:: What the task requires ::
Report the count of lines where the string "plénière" appears, and nothing else.
........
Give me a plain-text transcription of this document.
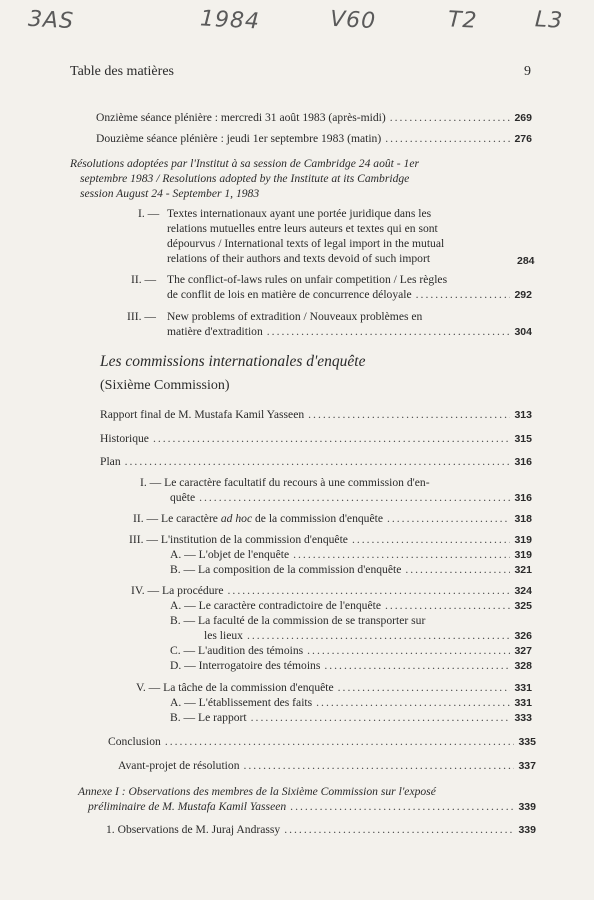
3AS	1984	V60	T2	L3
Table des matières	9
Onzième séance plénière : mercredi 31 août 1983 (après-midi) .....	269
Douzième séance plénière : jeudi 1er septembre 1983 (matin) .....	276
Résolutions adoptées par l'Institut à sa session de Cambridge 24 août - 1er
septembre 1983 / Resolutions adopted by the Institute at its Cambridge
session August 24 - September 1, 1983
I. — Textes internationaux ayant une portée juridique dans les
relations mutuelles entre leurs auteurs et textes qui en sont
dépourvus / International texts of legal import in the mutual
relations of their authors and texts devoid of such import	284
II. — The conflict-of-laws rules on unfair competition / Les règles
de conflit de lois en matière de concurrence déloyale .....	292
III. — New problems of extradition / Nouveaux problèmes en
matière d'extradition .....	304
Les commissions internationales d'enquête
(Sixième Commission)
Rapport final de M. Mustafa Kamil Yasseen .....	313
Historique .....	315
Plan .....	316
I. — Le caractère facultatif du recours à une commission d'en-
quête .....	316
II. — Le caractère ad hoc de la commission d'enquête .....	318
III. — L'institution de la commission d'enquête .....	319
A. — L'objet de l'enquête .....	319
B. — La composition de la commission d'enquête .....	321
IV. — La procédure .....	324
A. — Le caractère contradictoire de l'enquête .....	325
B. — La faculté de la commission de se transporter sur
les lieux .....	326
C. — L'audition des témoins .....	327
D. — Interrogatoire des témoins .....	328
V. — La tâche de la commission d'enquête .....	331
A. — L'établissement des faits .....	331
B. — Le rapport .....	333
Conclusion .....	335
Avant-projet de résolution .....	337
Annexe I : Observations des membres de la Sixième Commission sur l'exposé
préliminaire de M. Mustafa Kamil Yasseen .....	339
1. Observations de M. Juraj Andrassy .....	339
........
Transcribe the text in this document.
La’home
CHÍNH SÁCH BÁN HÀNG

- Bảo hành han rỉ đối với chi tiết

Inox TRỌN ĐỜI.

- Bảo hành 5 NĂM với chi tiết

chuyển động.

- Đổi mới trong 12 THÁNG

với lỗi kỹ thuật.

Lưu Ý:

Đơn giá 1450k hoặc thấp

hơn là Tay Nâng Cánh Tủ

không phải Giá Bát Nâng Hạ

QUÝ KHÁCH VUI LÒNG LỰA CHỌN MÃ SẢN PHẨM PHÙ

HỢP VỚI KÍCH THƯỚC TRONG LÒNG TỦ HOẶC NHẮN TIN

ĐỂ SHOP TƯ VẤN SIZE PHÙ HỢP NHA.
........
:: Worked answer ::
2